▸ TASK TO COMPLETE
Search the material for "speed" and show all lines that contain it.
◇ ◇ ◇ ◇
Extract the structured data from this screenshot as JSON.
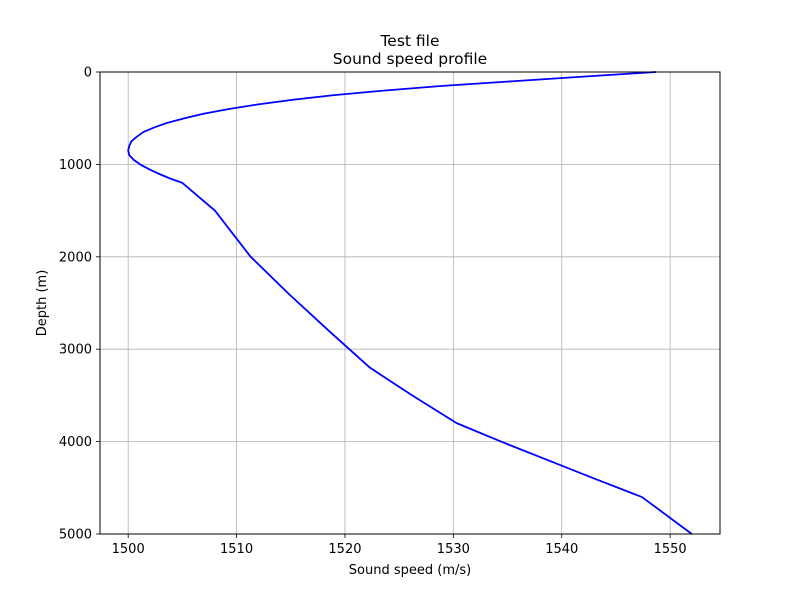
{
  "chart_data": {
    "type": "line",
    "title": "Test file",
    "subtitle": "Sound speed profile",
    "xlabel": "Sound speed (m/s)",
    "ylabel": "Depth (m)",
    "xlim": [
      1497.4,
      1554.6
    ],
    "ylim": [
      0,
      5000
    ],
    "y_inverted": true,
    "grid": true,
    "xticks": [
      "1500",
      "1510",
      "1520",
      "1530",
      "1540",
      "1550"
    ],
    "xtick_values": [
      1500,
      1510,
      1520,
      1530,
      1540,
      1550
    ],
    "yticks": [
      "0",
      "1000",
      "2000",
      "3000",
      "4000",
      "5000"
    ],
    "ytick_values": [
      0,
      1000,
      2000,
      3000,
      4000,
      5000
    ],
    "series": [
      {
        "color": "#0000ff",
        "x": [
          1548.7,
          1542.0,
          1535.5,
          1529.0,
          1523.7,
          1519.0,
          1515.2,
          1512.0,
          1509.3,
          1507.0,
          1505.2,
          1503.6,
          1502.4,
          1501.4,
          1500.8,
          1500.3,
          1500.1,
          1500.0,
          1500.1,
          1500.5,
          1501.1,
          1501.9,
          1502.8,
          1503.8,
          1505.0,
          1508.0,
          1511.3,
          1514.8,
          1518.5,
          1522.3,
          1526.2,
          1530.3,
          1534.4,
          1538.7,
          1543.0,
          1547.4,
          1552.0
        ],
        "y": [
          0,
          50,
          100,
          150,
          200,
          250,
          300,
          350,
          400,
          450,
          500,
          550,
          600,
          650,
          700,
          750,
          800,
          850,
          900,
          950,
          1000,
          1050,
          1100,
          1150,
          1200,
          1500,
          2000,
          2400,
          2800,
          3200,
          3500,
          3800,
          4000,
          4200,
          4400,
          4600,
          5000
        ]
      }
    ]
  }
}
◇ ◇ ◇ ◇
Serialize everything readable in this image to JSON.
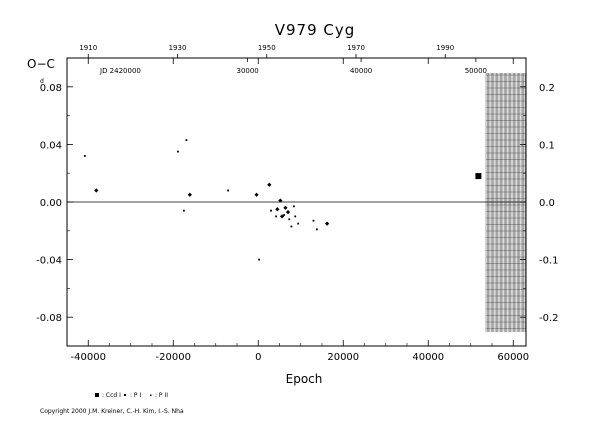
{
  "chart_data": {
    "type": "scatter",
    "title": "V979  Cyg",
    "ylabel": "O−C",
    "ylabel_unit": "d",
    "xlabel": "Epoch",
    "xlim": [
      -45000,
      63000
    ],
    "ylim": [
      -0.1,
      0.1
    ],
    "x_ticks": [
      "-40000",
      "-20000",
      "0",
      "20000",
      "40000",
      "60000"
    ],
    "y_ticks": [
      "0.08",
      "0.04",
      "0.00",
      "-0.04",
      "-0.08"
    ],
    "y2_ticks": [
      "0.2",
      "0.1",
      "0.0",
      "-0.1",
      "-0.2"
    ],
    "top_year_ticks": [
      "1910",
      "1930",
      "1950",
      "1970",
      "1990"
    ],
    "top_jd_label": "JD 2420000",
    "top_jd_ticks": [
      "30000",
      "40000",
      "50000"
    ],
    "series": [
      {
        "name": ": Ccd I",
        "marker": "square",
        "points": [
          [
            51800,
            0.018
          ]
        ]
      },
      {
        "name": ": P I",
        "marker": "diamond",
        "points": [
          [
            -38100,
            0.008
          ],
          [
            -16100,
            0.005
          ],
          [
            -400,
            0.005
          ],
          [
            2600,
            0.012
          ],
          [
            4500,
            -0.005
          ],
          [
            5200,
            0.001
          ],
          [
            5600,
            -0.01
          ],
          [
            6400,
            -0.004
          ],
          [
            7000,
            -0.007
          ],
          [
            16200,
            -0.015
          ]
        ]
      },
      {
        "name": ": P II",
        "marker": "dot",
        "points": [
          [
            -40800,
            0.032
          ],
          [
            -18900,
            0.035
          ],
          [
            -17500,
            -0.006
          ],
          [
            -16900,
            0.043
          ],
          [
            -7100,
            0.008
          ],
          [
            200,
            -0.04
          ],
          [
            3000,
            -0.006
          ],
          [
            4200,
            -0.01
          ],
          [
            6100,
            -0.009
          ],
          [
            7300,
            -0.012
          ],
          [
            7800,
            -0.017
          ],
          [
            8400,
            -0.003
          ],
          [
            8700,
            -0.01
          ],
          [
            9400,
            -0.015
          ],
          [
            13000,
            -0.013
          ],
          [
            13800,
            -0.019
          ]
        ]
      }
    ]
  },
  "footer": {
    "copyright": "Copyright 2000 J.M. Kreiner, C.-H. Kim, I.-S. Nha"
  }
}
◇ ◇ ◇ ◇
▸ RESULT OF THE EXERCISE
    "subtitle": "Sound speed profile",
    "xlabel": "Sound speed (m/s)",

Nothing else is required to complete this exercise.